**Brief**:
Restate the data exactly as given and keep the pictures out.

_____

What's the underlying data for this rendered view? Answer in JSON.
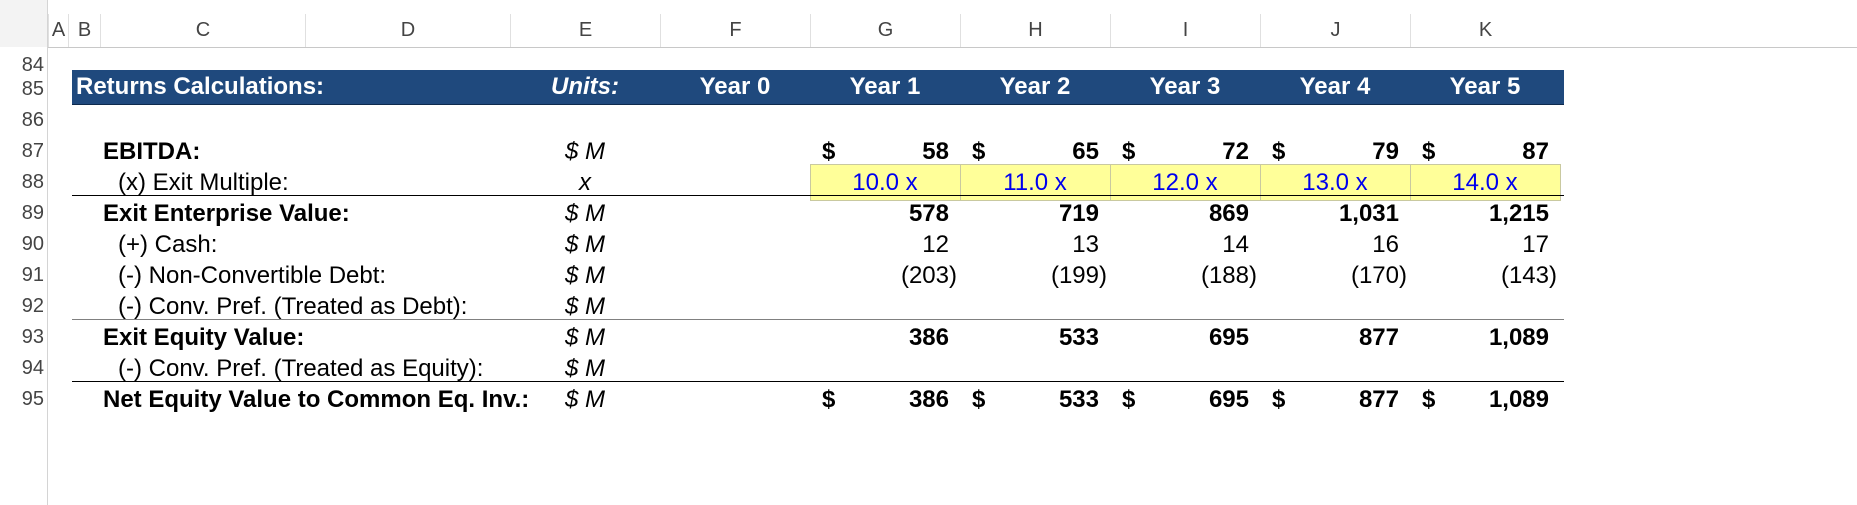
{
  "column_headers": [
    "A",
    "B",
    "C",
    "D",
    "E",
    "F",
    "G",
    "H",
    "I",
    "J",
    "K"
  ],
  "row_numbers": [
    "84",
    "85",
    "86",
    "87",
    "88",
    "89",
    "90",
    "91",
    "92",
    "93",
    "94",
    "95"
  ],
  "header": {
    "title": "Returns Calculations:",
    "units": "Units:",
    "years": [
      "Year 0",
      "Year 1",
      "Year 2",
      "Year 3",
      "Year 4",
      "Year 5"
    ]
  },
  "rows": [
    {
      "label": "EBITDA:",
      "unit": "$ M",
      "values": [
        "",
        "58",
        "65",
        "72",
        "79",
        "87"
      ],
      "dollar": "$"
    },
    {
      "label": "(x) Exit Multiple:",
      "unit": "x",
      "values": [
        "",
        "10.0 x",
        "11.0 x",
        "12.0 x",
        "13.0 x",
        "14.0 x"
      ]
    },
    {
      "label": "Exit Enterprise Value:",
      "unit": "$ M",
      "values": [
        "",
        "578",
        "719",
        "869",
        "1,031",
        "1,215"
      ]
    },
    {
      "label": "(+) Cash:",
      "unit": "$ M",
      "values": [
        "",
        "12",
        "13",
        "14",
        "16",
        "17"
      ]
    },
    {
      "label": "(-) Non-Convertible Debt:",
      "unit": "$ M",
      "values": [
        "",
        "(203)",
        "(199)",
        "(188)",
        "(170)",
        "(143)"
      ]
    },
    {
      "label": "(-) Conv. Pref. (Treated as Debt):",
      "unit": "$ M",
      "values": [
        "",
        "",
        "",
        "",
        "",
        ""
      ]
    },
    {
      "label": "Exit Equity Value:",
      "unit": "$ M",
      "values": [
        "",
        "386",
        "533",
        "695",
        "877",
        "1,089"
      ]
    },
    {
      "label": "(-) Conv. Pref. (Treated as Equity):",
      "unit": "$ M",
      "values": [
        "",
        "",
        "",
        "",
        "",
        ""
      ]
    },
    {
      "label": "Net Equity Value to Common Eq. Inv.:",
      "unit": "$ M",
      "values": [
        "",
        "386",
        "533",
        "695",
        "877",
        "1,089"
      ],
      "dollar": "$"
    }
  ],
  "colors": {
    "header_band": "#1f497d",
    "input_fill": "#ffff99",
    "input_text": "#0000ee"
  }
}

_____

**Solution for this exercise**:
What's the underlying data for this rendered view? Answer in JSON.
{
  "column_headers": [
    "A",
    "B",
    "C",
    "D",
    "E",
    "F",
    "G",
    "H",
    "I",
    "J",
    "K"
  ],
  "row_numbers": [
    "84",
    "85",
    "86",
    "87",
    "88",
    "89",
    "90",
    "91",
    "92",
    "93",
    "94",
    "95"
  ],
  "header": {
    "title": "Returns Calculations:",
    "units": "Units:",
    "years": [
      "Year 0",
      "Year 1",
      "Year 2",
      "Year 3",
      "Year 4",
      "Year 5"
    ]
  },
  "rows": [
    {
      "label": "EBITDA:",
      "unit": "$ M",
      "values": [
        "",
        "58",
        "65",
        "72",
        "79",
        "87"
      ],
      "dollar": "$"
    },
    {
      "label": "(x) Exit Multiple:",
      "unit": "x",
      "values": [
        "",
        "10.0 x",
        "11.0 x",
        "12.0 x",
        "13.0 x",
        "14.0 x"
      ]
    },
    {
      "label": "Exit Enterprise Value:",
      "unit": "$ M",
      "values": [
        "",
        "578",
        "719",
        "869",
        "1,031",
        "1,215"
      ]
    },
    {
      "label": "(+) Cash:",
      "unit": "$ M",
      "values": [
        "",
        "12",
        "13",
        "14",
        "16",
        "17"
      ]
    },
    {
      "label": "(-) Non-Convertible Debt:",
      "unit": "$ M",
      "values": [
        "",
        "(203)",
        "(199)",
        "(188)",
        "(170)",
        "(143)"
      ]
    },
    {
      "label": "(-) Conv. Pref. (Treated as Debt):",
      "unit": "$ M",
      "values": [
        "",
        "",
        "",
        "",
        "",
        ""
      ]
    },
    {
      "label": "Exit Equity Value:",
      "unit": "$ M",
      "values": [
        "",
        "386",
        "533",
        "695",
        "877",
        "1,089"
      ]
    },
    {
      "label": "(-) Conv. Pref. (Treated as Equity):",
      "unit": "$ M",
      "values": [
        "",
        "",
        "",
        "",
        "",
        ""
      ]
    },
    {
      "label": "Net Equity Value to Common Eq. Inv.:",
      "unit": "$ M",
      "values": [
        "",
        "386",
        "533",
        "695",
        "877",
        "1,089"
      ],
      "dollar": "$"
    }
  ],
  "colors": {
    "header_band": "#1f497d",
    "input_fill": "#ffff99",
    "input_text": "#0000ee"
  }
}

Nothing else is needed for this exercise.